EXCERPT TO READ:
❄ Emergency Design

❄ Donald Trump Poses an Exigent Threat to the US Polity. What to do?


This note begins a response to the question ‘What to do?’ At the moment these paragraphs are place-holders. Still, they remind us that there are multiple measures from which an informed citizenry can draw, suited to successive stages as the emergency develops.

There are distinct, dissimilar reasons why any one of us might judge our circumstances to pose an Emergency. I appreciate that for some it is Trump’s failure to sever his private business from his position as President, posing unanswerable problems of motive and trust. There is powerful argument that this Polity must come together, the people unite, in defense of the Polity itself, and some honorably cling to hope that Trump will commit to that unity. To be clear, and to avoid misunderstanding, I consider it a side issue whether Trump’s occupying the Presidency is ‘legitimate’ or ‘illegitimate.’ What most threatens the Polity, in my judgment, is that Trump is unfit, unpredictable, subject to bizarre performances, hence the dangerous occupant of a most powerful and consequential office.

Most of the paths below are familiar. However, let me explain CONGRESSIONAL DENIAL. Trump’s authority depends in no small part on the presumption that Republican majorities in the House and Senate will supply him with a compliant Congress. Perhaps they will. It is also possible that strife will reign over relations between Trump and the Republicans.

Occasionally commentators note that control of the flow of business in the House and the Senate depends upon the House and Senate leadership being able to call on their membership with a confirmed expectation that their majority will rule. CONGRESSIONAL DENIAL would depend on upsetting that expectation in the Senate.

I have chosen to name those legislators who elect to go along with Trump, smooth his road, sit silent, as ‘collaborationists.’ Some may find that uncomfortable, excessive, recalling Europe’s complicated responses to the 1930s. But that is exactly why I choose the term. Traditional China had an expression: ‘the rectification of names.’ If you find the label ‘collaborator’ uncomfortable I suggest you speak up for the Polity and practices that call out for your voice, and by your actions, in the bright light of day, reject collaboration.

SUPPLIED MATERIAL:
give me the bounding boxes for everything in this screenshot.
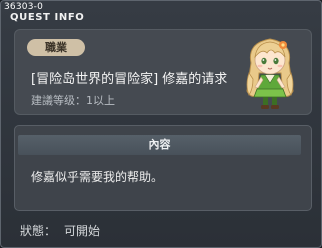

EXERCISE DESCRIPTION: Return the stretch of the note on the Trump emergency from "There are distinct, dissimilar" through "and consequential office.", copied word for word.

THE OUTPUT:
There are distinct, dissimilar reasons why any one of us might judge our circumstances to pose an Emergency. I appreciate that for some it is Trump’s failure to sever his private business from his position as President, posing unanswerable problems of motive and trust. There is powerful argument that this Polity must come together, the people unite, in defense of the Polity itself, and some honorably cling to hope that Trump will commit to that unity. To be clear, and to avoid misunderstanding, I consider it a side issue whether Trump’s occupying the Presidency is ‘legitimate’ or ‘illegitimate.’ What most threatens the Polity, in my judgment, is that Trump is unfit, unpredictable, subject to bizarre performances, hence the dangerous occupant of a most powerful and consequential office.